Transcribe the records below exactly, leaving out any pictures.

Dataset records
■ ■ ■ ■ ■

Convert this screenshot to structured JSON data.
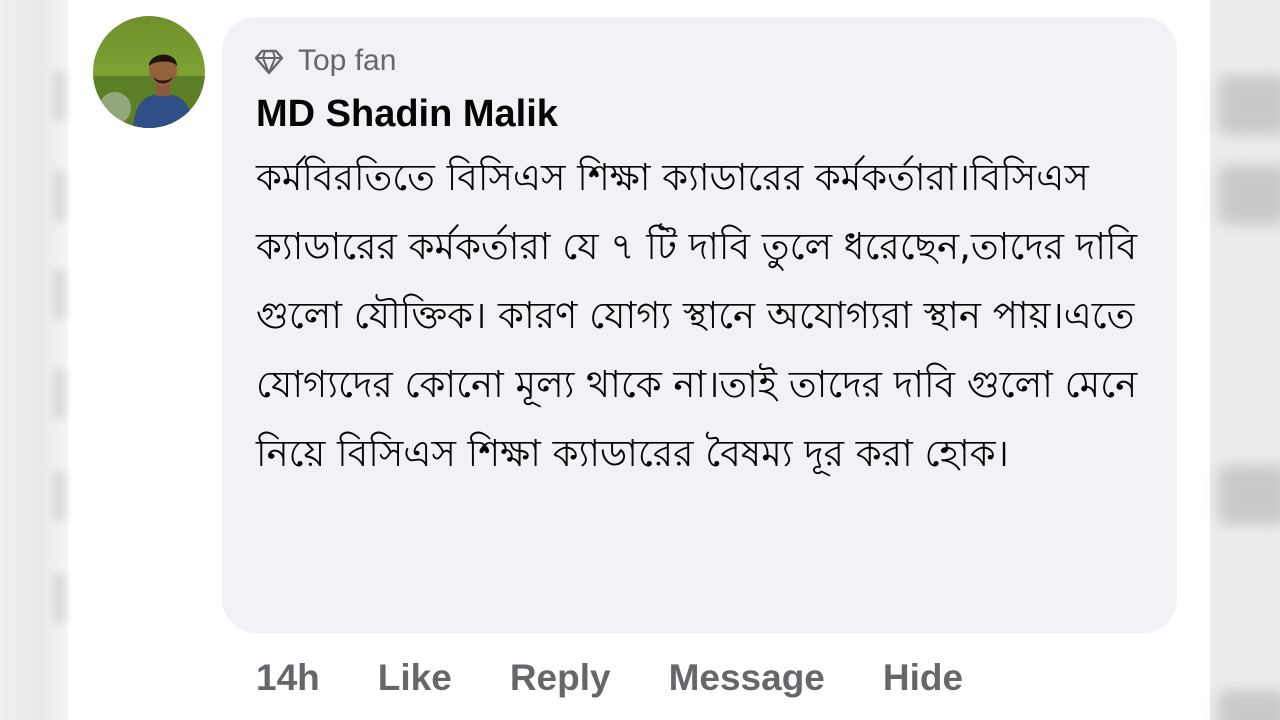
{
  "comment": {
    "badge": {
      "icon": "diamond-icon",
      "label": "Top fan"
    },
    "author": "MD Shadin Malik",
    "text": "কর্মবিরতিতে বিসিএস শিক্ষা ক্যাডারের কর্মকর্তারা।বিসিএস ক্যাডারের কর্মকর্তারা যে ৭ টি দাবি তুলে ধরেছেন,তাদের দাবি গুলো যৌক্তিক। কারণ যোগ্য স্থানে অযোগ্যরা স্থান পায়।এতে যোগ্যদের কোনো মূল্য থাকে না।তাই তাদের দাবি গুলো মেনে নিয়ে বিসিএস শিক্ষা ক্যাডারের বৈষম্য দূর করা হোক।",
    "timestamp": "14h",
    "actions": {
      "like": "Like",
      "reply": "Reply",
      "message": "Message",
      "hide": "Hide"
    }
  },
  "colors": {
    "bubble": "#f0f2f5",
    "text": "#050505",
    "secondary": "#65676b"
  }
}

■ ■ ■ ■ ■

Task answer —
Convert this screenshot to structured JSON data.
{
  "comment": {
    "badge": {
      "icon": "diamond-icon",
      "label": "Top fan"
    },
    "author": "MD Shadin Malik",
    "text": "কর্মবিরতিতে বিসিএস শিক্ষা ক্যাডারের কর্মকর্তারা।বিসিএস ক্যাডারের কর্মকর্তারা যে ৭ টি দাবি তুলে ধরেছেন,তাদের দাবি গুলো যৌক্তিক। কারণ যোগ্য স্থানে অযোগ্যরা স্থান পায়।এতে যোগ্যদের কোনো মূল্য থাকে না।তাই তাদের দাবি গুলো মেনে নিয়ে বিসিএস শিক্ষা ক্যাডারের বৈষম্য দূর করা হোক।",
    "timestamp": "14h",
    "actions": {
      "like": "Like",
      "reply": "Reply",
      "message": "Message",
      "hide": "Hide"
    }
  },
  "colors": {
    "bubble": "#f0f2f5",
    "text": "#050505",
    "secondary": "#65676b"
  }
}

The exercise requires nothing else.